What this task involves:
Write out every line below with no difference at all.

(Dataset records of document pages)
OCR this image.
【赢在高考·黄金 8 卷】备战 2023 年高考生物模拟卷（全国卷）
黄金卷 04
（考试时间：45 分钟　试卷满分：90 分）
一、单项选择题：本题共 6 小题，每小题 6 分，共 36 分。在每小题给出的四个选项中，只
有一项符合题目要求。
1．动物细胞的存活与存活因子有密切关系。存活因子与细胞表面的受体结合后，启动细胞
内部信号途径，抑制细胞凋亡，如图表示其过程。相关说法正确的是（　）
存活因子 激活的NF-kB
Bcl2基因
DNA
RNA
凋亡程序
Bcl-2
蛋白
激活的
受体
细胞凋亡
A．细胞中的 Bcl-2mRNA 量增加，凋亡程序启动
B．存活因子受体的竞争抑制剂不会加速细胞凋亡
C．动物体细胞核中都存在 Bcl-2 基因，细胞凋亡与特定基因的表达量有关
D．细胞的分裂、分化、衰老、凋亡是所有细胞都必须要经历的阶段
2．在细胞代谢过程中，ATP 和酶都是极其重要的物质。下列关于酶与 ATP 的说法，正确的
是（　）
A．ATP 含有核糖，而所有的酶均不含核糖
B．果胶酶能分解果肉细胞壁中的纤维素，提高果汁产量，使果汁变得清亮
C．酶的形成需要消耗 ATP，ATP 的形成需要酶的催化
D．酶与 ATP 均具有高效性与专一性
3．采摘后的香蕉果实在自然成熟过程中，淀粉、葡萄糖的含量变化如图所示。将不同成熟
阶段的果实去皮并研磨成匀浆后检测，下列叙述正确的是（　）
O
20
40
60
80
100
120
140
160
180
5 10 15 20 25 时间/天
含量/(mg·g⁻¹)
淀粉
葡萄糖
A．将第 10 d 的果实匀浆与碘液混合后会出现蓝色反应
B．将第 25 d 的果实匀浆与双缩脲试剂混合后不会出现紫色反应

Task output:
OCR this image.
【赢在高考·黄金 8 卷】备战 2023 年高考生物模拟卷（全国卷）
黄金卷 04
（考试时间：45 分钟　试卷满分：90 分）
一、单项选择题：本题共 6 小题，每小题 6 分，共 36 分。在每小题给出的四个选项中，只
有一项符合题目要求。
1．动物细胞的存活与存活因子有密切关系。存活因子与细胞表面的受体结合后，启动细胞
内部信号途径，抑制细胞凋亡，如图表示其过程。相关说法正确的是（　）
存活因子 激活的NF-kB
Bcl2基因
DNA
RNA
凋亡程序
Bcl-2
蛋白
激活的
受体
细胞凋亡
A．细胞中的 Bcl-2mRNA 量增加，凋亡程序启动
B．存活因子受体的竞争抑制剂不会加速细胞凋亡
C．动物体细胞核中都存在 Bcl-2 基因，细胞凋亡与特定基因的表达量有关
D．细胞的分裂、分化、衰老、凋亡是所有细胞都必须要经历的阶段
2．在细胞代谢过程中，ATP 和酶都是极其重要的物质。下列关于酶与 ATP 的说法，正确的
是（　）
A．ATP 含有核糖，而所有的酶均不含核糖
B．果胶酶能分解果肉细胞壁中的纤维素，提高果汁产量，使果汁变得清亮
C．酶的形成需要消耗 ATP，ATP 的形成需要酶的催化
D．酶与 ATP 均具有高效性与专一性
3．采摘后的香蕉果实在自然成熟过程中，淀粉、葡萄糖的含量变化如图所示。将不同成熟
阶段的果实去皮并研磨成匀浆后检测，下列叙述正确的是（　）
O
20
40
60
80
100
120
140
160
180
5 10 15 20 25 时间/天
含量/(mg·g⁻¹)
淀粉
葡萄糖
A．将第 10 d 的果实匀浆与碘液混合后会出现蓝色反应
B．将第 25 d 的果实匀浆与双缩脲试剂混合后不会出现紫色反应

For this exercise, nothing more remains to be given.